### The exercise:
Take every line that has the string "funciones" and copy it out.
--- Data shown ---
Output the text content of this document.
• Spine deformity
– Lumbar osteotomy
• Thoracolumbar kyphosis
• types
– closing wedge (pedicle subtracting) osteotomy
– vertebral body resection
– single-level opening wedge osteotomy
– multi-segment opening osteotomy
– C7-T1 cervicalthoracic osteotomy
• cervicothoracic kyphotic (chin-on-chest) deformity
---
--- Data shown ---
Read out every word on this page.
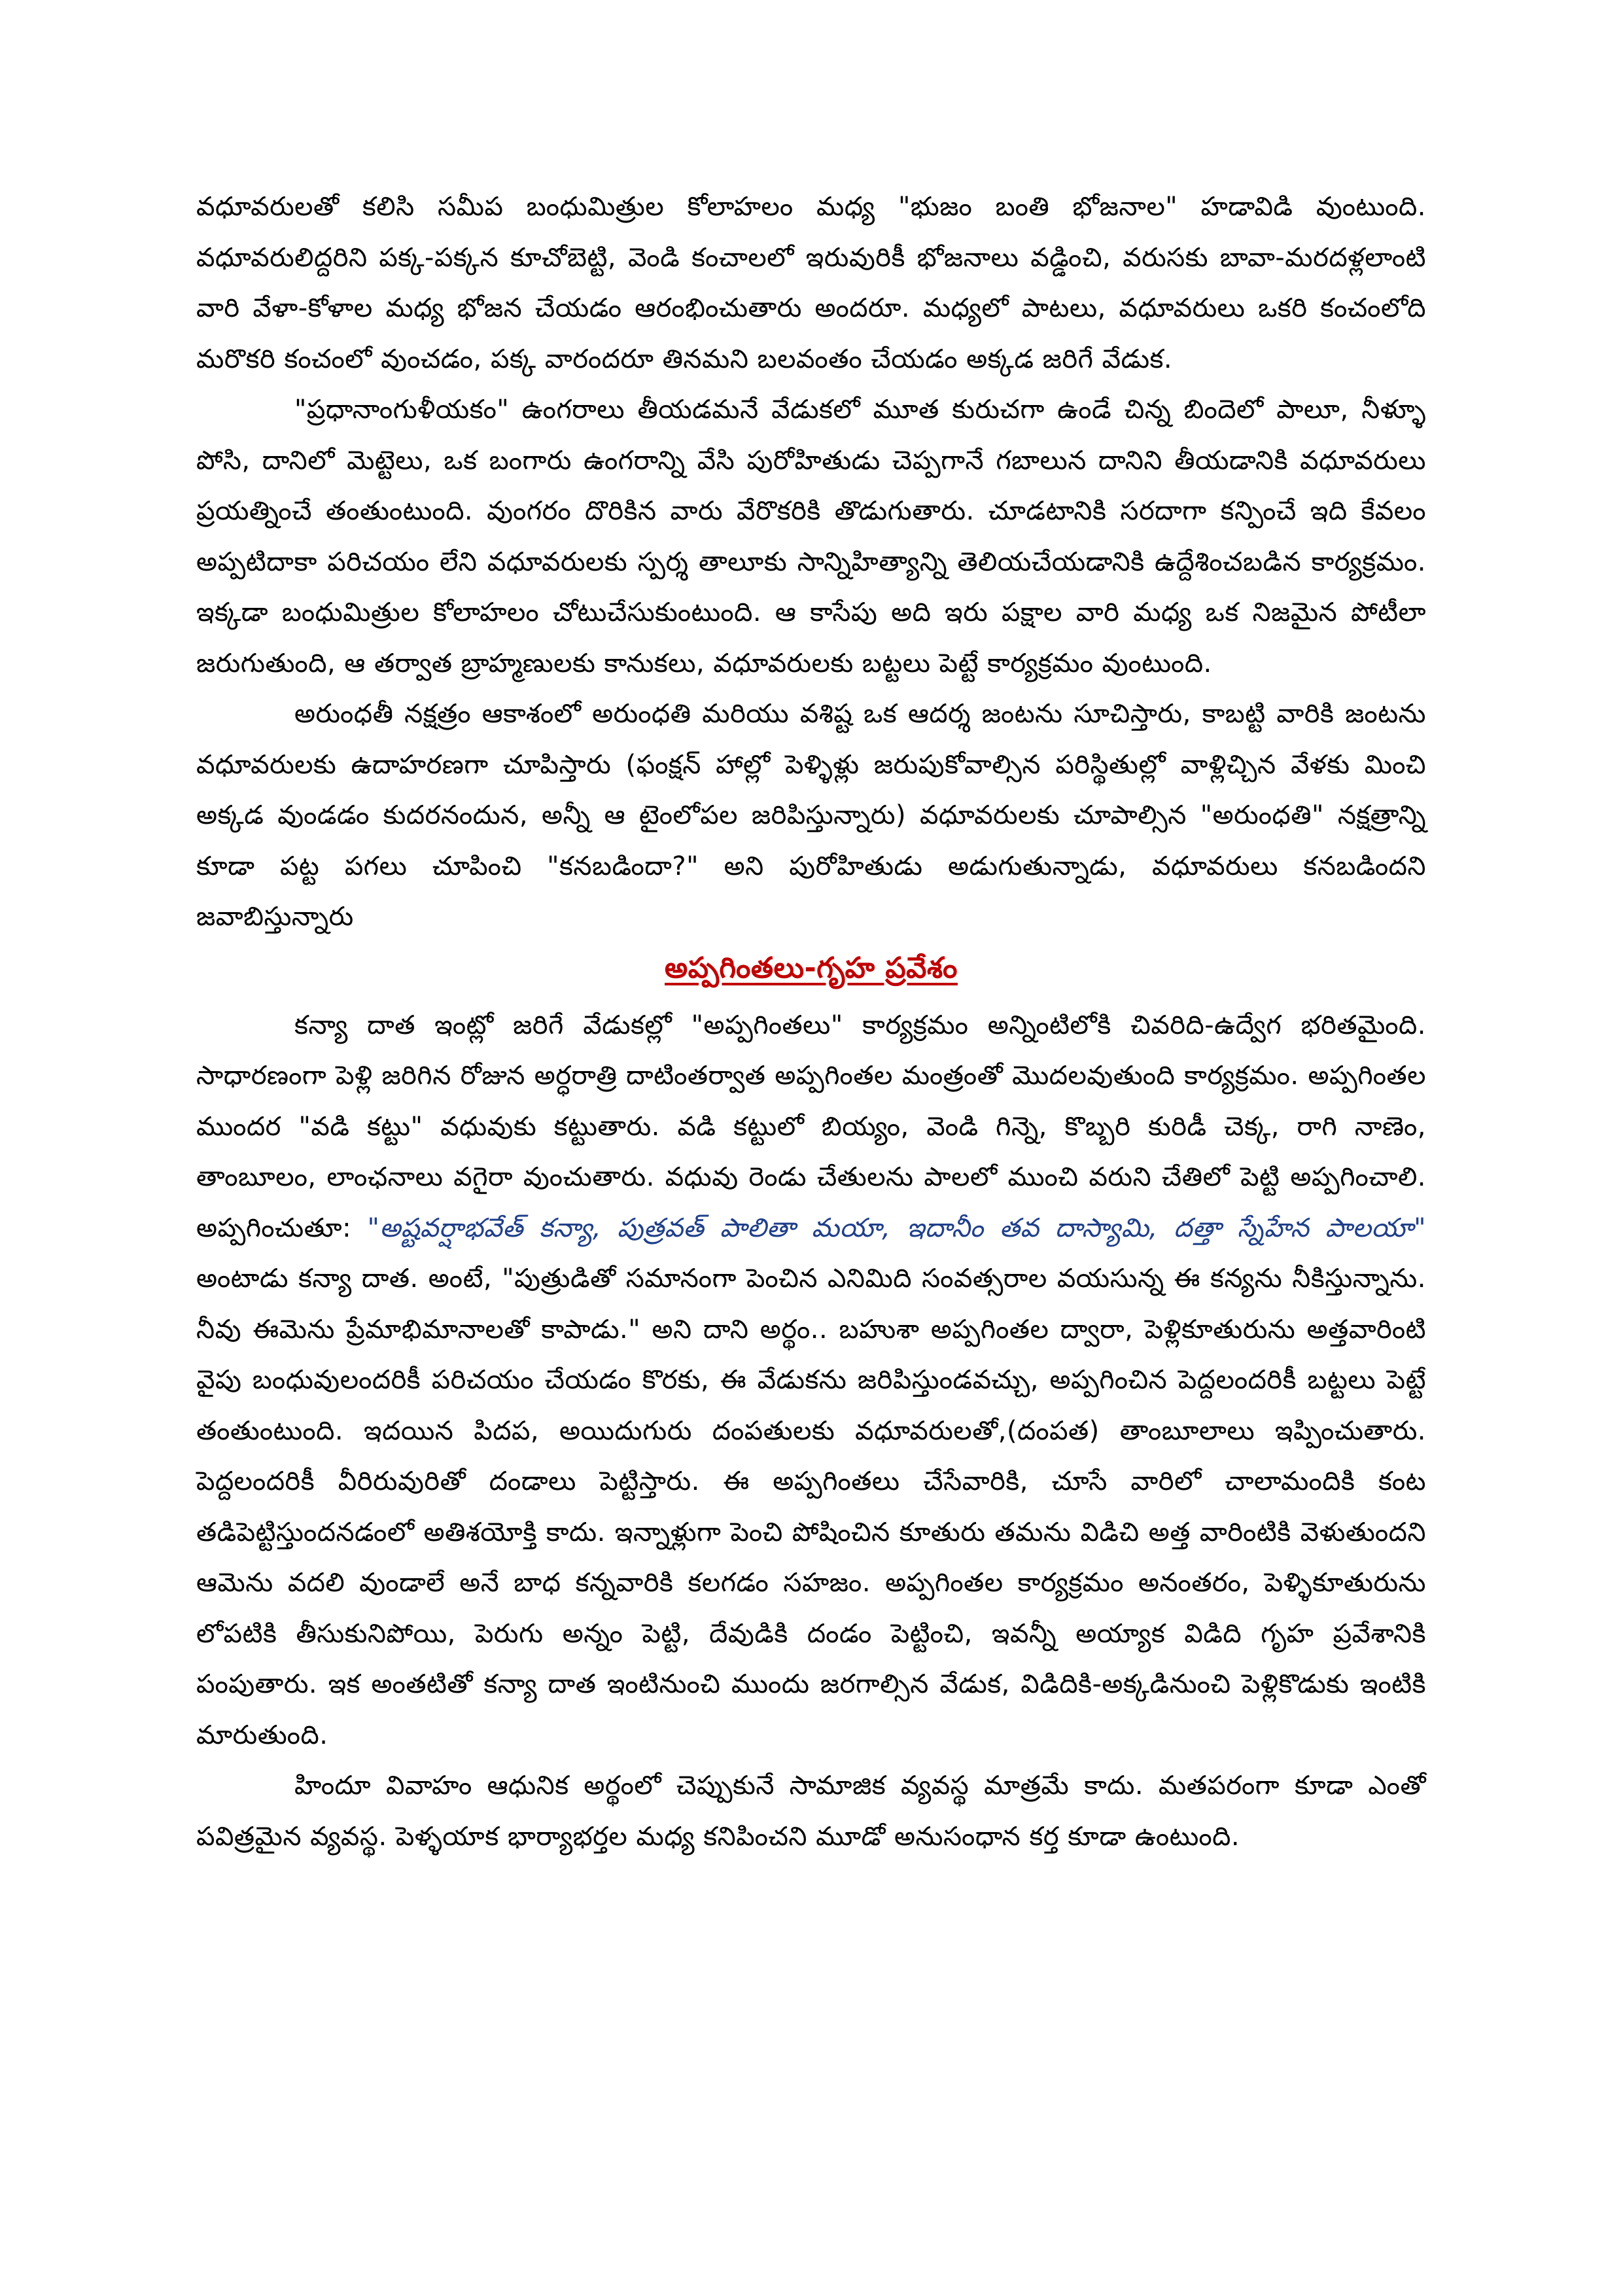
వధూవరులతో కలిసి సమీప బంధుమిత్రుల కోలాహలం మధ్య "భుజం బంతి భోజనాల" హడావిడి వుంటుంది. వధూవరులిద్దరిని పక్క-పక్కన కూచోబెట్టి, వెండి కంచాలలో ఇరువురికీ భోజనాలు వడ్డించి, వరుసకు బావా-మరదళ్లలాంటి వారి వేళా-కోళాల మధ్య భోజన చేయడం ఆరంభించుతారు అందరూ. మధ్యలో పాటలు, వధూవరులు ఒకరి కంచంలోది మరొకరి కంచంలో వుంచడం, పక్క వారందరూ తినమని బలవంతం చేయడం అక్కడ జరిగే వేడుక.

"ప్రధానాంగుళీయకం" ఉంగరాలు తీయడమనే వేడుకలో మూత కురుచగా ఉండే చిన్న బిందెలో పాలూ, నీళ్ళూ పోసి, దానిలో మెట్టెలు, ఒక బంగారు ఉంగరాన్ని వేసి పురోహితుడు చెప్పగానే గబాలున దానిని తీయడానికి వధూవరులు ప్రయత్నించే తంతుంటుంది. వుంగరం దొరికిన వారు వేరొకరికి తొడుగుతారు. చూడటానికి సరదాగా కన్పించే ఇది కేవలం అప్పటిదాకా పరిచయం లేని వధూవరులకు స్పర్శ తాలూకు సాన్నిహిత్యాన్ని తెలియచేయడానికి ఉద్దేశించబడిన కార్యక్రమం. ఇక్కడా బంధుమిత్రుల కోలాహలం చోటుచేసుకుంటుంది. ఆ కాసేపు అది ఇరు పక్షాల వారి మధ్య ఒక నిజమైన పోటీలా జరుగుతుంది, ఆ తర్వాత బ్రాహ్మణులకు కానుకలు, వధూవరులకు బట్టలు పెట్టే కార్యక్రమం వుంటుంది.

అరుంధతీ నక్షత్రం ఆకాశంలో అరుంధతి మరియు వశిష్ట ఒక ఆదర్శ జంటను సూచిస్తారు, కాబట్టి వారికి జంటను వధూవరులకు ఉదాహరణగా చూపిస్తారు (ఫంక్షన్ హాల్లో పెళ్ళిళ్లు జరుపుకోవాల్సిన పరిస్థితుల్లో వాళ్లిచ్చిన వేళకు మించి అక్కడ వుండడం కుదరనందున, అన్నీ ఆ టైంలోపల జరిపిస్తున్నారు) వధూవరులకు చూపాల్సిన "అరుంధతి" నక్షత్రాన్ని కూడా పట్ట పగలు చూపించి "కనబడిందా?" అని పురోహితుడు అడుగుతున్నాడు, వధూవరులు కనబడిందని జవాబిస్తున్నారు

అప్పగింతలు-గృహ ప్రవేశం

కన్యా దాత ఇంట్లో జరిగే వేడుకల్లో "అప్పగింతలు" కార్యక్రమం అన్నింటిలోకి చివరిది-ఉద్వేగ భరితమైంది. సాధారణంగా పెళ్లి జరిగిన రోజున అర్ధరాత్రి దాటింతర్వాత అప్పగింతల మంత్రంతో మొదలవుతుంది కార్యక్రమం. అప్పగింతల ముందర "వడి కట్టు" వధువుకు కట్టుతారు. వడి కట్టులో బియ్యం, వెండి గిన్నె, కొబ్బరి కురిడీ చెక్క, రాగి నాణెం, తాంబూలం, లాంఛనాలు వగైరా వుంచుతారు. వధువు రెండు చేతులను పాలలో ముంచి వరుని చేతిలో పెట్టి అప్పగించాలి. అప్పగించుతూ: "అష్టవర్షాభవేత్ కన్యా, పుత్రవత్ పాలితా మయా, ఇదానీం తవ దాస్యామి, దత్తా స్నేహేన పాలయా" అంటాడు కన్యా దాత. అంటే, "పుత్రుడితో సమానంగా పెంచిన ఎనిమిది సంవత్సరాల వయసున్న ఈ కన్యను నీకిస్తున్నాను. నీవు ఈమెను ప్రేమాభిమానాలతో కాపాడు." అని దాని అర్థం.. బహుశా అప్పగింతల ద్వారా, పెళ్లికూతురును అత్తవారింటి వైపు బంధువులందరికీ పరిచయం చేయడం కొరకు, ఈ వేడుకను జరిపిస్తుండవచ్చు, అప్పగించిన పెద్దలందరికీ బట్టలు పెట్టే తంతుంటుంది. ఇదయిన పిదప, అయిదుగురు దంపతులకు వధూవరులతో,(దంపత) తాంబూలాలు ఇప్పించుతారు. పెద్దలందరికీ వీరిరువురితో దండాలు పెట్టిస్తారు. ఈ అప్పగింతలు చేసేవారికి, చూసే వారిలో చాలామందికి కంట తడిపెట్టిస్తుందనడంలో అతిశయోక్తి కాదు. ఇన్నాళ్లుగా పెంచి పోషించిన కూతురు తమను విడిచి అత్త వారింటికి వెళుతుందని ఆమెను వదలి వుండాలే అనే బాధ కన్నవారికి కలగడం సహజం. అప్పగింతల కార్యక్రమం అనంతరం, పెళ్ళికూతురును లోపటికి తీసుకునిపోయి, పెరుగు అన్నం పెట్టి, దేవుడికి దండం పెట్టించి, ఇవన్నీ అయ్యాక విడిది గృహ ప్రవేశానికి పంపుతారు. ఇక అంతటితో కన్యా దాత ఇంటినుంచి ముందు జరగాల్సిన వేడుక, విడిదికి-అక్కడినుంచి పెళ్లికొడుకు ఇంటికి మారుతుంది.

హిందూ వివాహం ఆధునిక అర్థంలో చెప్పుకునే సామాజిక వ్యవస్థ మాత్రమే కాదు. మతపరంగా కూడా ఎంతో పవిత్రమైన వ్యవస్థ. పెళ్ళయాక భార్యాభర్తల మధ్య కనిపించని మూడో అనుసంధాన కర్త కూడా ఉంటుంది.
---
--- Data shown ---
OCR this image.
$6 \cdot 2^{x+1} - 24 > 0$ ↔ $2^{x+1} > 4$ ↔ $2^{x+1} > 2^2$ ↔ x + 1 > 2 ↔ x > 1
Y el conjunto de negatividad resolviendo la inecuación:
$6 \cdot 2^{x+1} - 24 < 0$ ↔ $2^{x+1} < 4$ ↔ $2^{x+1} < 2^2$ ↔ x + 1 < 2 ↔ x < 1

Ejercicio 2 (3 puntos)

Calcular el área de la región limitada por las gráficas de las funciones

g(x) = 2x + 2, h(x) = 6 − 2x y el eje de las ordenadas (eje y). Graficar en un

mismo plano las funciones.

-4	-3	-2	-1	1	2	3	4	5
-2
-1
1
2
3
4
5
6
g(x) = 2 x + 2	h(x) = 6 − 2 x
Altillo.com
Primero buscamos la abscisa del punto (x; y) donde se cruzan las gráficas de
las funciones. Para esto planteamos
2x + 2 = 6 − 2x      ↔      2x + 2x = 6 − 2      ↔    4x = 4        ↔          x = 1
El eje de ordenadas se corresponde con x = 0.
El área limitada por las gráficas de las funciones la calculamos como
---
### Task solution:
Calcular el área de la región limitada por las gráficas de las funciones
mismo plano las funciones.
las funciones. Para esto planteamos
El área limitada por las gráficas de las funciones la calculamos como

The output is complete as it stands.